## Begin
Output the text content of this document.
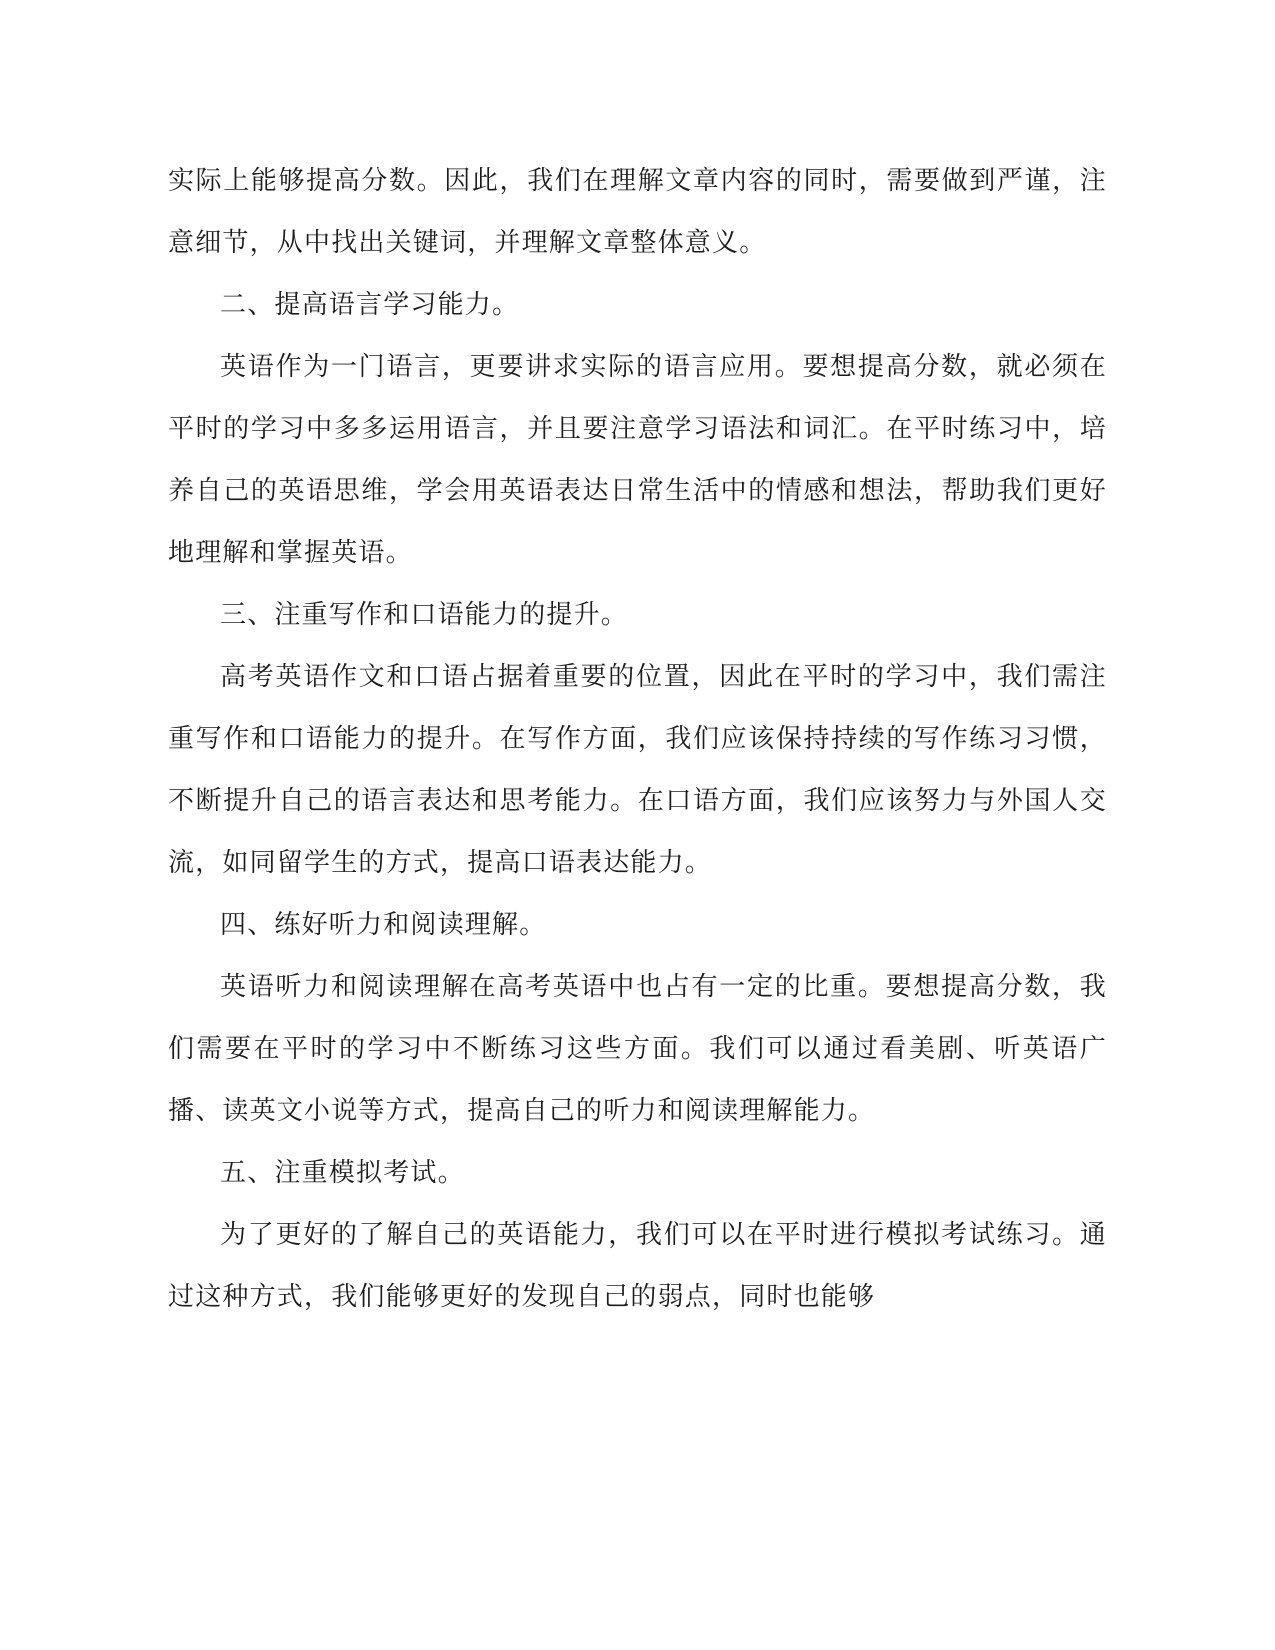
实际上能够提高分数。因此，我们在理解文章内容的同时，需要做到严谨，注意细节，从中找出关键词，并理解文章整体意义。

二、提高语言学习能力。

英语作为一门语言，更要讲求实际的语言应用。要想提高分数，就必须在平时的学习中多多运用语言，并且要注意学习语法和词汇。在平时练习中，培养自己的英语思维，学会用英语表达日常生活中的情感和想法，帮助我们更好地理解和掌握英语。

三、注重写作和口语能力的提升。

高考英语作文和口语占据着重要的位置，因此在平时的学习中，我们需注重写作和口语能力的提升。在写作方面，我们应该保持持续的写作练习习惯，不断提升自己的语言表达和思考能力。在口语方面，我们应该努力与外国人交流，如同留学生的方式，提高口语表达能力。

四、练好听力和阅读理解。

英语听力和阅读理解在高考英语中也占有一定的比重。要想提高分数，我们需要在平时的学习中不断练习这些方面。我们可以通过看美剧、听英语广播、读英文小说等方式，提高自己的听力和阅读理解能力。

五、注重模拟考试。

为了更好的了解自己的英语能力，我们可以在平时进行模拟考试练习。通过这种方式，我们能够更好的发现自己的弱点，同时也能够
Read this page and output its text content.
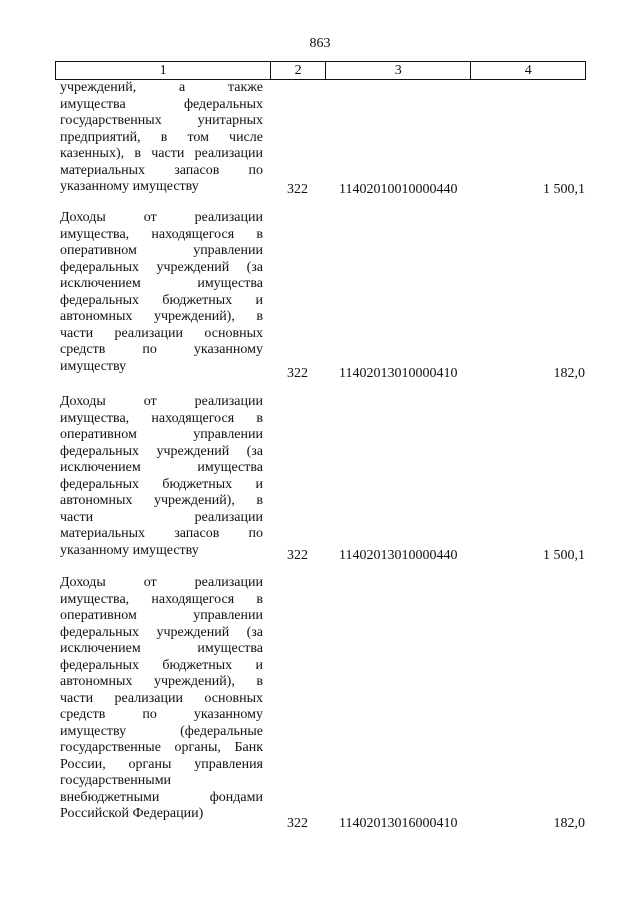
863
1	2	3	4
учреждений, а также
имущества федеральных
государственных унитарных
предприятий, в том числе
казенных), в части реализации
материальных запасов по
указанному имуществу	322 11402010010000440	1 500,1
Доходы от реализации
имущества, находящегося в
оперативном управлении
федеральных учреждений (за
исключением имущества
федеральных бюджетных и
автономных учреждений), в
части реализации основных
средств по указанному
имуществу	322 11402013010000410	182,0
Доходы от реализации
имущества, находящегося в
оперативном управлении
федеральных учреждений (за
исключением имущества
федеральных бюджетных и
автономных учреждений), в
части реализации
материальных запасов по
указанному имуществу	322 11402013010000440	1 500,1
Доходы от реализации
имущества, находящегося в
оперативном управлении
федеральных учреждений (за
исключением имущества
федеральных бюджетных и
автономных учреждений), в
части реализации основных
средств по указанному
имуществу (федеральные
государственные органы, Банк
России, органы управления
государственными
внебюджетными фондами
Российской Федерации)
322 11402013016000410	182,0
## End
## Begin
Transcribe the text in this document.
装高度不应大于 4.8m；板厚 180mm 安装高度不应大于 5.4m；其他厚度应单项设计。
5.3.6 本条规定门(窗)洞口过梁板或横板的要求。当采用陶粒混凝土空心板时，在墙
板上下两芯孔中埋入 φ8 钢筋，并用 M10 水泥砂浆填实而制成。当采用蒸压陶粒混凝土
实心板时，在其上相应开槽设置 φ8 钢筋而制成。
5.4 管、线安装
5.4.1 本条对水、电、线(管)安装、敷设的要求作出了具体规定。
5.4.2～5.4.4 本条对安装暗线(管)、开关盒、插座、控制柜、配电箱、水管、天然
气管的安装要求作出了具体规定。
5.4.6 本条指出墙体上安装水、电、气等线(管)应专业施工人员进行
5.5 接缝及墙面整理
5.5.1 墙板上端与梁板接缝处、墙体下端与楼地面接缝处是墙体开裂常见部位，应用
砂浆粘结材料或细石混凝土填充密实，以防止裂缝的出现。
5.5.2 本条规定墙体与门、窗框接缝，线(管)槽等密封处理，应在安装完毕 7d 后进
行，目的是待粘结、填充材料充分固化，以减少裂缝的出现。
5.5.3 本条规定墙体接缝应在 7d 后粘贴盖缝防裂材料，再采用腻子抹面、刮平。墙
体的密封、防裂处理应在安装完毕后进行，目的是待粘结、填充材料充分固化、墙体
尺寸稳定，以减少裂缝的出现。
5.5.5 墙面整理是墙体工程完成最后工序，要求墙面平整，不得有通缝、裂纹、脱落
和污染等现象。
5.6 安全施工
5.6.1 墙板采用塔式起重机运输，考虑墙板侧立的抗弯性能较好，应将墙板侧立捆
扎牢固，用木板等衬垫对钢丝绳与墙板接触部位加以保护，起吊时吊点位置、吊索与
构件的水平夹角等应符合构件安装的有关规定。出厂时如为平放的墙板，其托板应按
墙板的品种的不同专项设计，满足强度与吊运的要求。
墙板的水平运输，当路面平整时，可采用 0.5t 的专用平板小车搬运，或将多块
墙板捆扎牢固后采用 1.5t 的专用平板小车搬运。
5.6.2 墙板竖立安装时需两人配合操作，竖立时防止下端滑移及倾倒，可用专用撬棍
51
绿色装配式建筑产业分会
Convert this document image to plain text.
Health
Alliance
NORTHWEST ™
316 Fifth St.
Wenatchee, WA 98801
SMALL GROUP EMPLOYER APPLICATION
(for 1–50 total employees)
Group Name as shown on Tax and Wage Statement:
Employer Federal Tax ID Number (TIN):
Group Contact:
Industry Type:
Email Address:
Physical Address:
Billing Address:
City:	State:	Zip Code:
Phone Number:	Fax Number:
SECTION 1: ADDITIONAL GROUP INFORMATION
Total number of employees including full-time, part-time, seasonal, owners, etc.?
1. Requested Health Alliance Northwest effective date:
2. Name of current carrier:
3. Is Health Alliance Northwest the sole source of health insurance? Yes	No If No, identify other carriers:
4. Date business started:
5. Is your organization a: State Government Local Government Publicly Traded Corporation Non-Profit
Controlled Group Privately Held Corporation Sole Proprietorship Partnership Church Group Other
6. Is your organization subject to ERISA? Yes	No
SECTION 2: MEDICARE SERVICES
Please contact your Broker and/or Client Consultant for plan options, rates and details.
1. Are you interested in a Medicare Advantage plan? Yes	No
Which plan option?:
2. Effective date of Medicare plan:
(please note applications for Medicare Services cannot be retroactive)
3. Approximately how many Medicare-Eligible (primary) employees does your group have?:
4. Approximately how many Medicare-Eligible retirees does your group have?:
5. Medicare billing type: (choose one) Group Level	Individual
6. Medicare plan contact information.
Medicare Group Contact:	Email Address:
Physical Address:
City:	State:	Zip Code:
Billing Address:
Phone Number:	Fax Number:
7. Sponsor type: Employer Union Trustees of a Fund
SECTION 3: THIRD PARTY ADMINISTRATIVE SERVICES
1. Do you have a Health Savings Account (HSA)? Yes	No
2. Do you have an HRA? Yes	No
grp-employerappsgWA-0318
## End
## Begin
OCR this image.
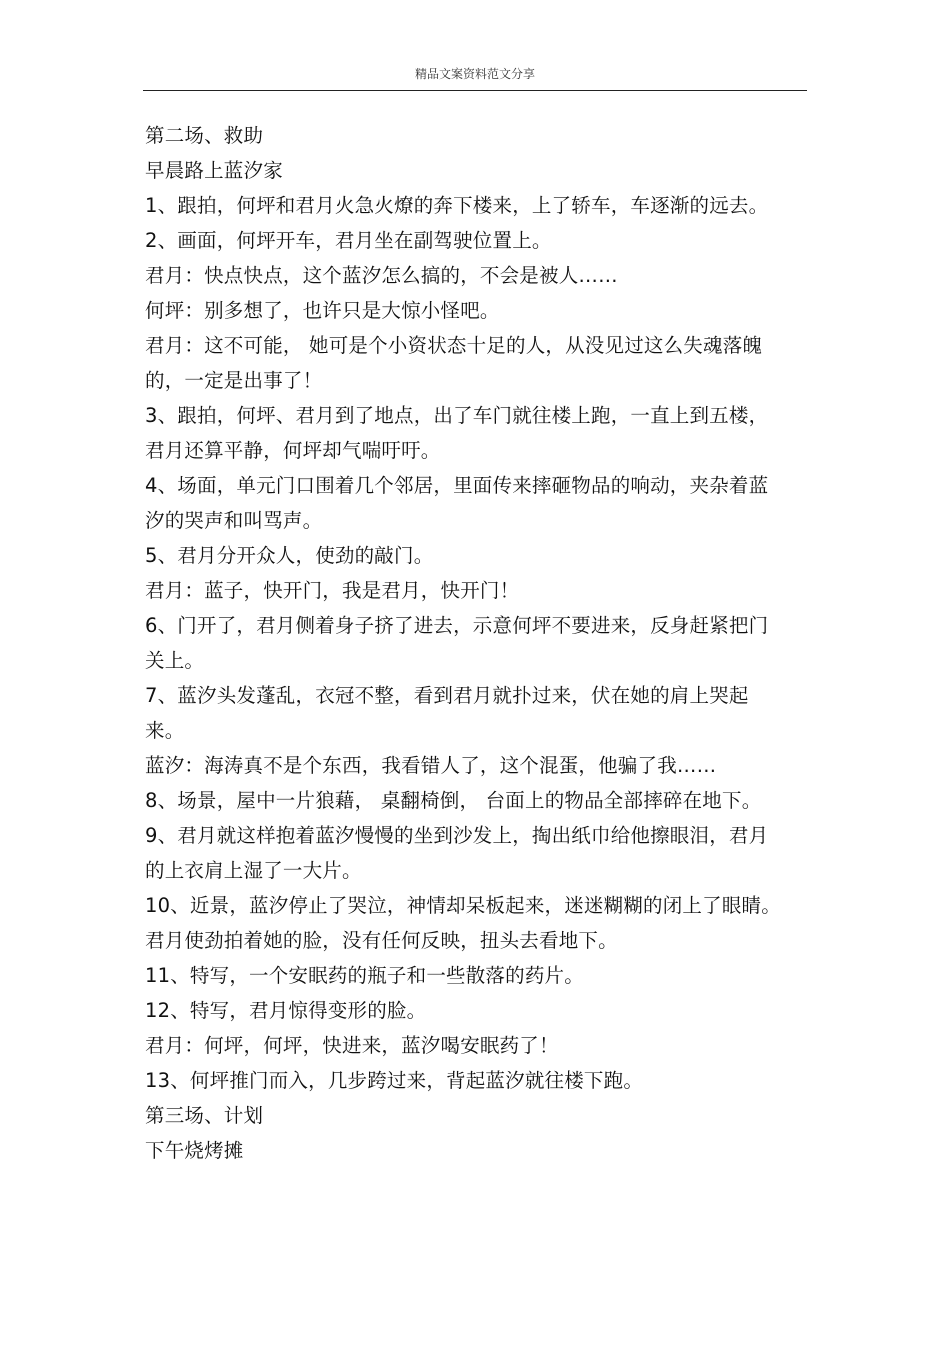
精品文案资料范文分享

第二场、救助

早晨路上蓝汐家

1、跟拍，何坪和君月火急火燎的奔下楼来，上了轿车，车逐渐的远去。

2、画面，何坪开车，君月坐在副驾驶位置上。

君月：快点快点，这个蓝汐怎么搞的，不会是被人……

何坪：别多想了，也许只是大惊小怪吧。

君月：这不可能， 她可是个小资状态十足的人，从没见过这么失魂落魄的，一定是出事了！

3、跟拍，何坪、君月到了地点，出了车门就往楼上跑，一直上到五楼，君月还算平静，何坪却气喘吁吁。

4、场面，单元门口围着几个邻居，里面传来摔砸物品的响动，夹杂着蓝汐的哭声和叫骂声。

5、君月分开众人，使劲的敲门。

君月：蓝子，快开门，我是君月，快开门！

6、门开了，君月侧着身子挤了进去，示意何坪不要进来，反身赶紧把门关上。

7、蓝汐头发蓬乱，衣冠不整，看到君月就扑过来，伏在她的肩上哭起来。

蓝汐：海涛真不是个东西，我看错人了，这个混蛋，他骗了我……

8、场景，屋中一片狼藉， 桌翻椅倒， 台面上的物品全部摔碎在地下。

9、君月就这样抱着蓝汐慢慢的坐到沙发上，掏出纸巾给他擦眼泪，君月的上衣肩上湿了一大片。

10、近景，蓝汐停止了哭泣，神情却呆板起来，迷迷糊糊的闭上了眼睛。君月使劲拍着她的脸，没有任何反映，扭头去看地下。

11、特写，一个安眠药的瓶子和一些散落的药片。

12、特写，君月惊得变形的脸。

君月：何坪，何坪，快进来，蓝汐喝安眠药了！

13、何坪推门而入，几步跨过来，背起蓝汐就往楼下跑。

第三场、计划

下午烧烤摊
## End
* EXERCISE DIRECTIONS *
Look through the data above. Find each line with the string "plan" and copy it.

* THE RESPONSE *
Please contact your Broker and/or Client Consultant for plan options, rates and details.
1. Are you interested in a Medicare Advantage plan? Yes	No
Which plan option?:
2. Effective date of Medicare plan:
6. Medicare plan contact information.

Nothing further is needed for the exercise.